(What is needed)
Copy the records below exactly as they appear.

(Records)
———
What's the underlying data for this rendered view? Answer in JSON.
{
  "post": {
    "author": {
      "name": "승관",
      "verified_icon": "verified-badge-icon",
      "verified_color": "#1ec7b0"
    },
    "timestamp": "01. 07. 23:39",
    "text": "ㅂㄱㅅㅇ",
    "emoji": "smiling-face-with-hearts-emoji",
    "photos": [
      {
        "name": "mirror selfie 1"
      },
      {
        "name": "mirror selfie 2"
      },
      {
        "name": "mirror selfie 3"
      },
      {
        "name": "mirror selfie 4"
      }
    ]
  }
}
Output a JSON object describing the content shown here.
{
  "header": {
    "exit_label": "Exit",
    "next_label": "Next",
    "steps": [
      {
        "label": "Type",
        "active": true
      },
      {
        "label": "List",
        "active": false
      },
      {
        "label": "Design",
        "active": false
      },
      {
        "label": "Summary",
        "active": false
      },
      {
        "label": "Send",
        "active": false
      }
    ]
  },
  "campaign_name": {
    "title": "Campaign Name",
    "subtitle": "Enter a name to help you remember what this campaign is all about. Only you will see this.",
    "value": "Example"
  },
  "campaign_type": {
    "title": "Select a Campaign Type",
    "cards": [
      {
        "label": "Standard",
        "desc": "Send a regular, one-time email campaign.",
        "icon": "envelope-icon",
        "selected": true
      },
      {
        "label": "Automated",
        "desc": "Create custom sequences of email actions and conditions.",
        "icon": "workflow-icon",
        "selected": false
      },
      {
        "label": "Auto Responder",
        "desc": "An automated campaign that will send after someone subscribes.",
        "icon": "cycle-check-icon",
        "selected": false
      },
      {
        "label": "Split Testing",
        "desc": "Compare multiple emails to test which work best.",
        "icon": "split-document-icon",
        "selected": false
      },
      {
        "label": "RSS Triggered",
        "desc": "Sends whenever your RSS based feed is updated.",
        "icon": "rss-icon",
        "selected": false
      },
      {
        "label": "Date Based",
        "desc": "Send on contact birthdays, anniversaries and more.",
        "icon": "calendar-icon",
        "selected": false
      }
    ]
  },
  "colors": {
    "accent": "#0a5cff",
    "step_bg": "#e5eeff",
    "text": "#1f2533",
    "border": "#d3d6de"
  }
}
———
(Solution for this task)
What's the underlying data for this rendered view? Answer in JSON.
{
  "post": {
    "author": {
      "name": "승관",
      "verified_icon": "verified-badge-icon",
      "verified_color": "#1ec7b0"
    },
    "timestamp": "01. 07. 23:39",
    "text": "ㅂㄱㅅㅇ",
    "emoji": "smiling-face-with-hearts-emoji",
    "photos": [
      {
        "name": "mirror selfie 1"
      },
      {
        "name": "mirror selfie 2"
      },
      {
        "name": "mirror selfie 3"
      },
      {
        "name": "mirror selfie 4"
      }
    ]
  }
}
Output a JSON object describing the content shown here.
{
  "header": {
    "exit_label": "Exit",
    "next_label": "Next",
    "steps": [
      {
        "label": "Type",
        "active": true
      },
      {
        "label": "List",
        "active": false
      },
      {
        "label": "Design",
        "active": false
      },
      {
        "label": "Summary",
        "active": false
      },
      {
        "label": "Send",
        "active": false
      }
    ]
  },
  "campaign_name": {
    "title": "Campaign Name",
    "subtitle": "Enter a name to help you remember what this campaign is all about. Only you will see this.",
    "value": "Example"
  },
  "campaign_type": {
    "title": "Select a Campaign Type",
    "cards": [
      {
        "label": "Standard",
        "desc": "Send a regular, one-time email campaign.",
        "icon": "envelope-icon",
        "selected": true
      },
      {
        "label": "Automated",
        "desc": "Create custom sequences of email actions and conditions.",
        "icon": "workflow-icon",
        "selected": false
      },
      {
        "label": "Auto Responder",
        "desc": "An automated campaign that will send after someone subscribes.",
        "icon": "cycle-check-icon",
        "selected": false
      },
      {
        "label": "Split Testing",
        "desc": "Compare multiple emails to test which work best.",
        "icon": "split-document-icon",
        "selected": false
      },
      {
        "label": "RSS Triggered",
        "desc": "Sends whenever your RSS based feed is updated.",
        "icon": "rss-icon",
        "selected": false
      },
      {
        "label": "Date Based",
        "desc": "Send on contact birthdays, anniversaries and more.",
        "icon": "calendar-icon",
        "selected": false
      }
    ]
  },
  "colors": {
    "accent": "#0a5cff",
    "step_bg": "#e5eeff",
    "text": "#1f2533",
    "border": "#d3d6de"
  }
}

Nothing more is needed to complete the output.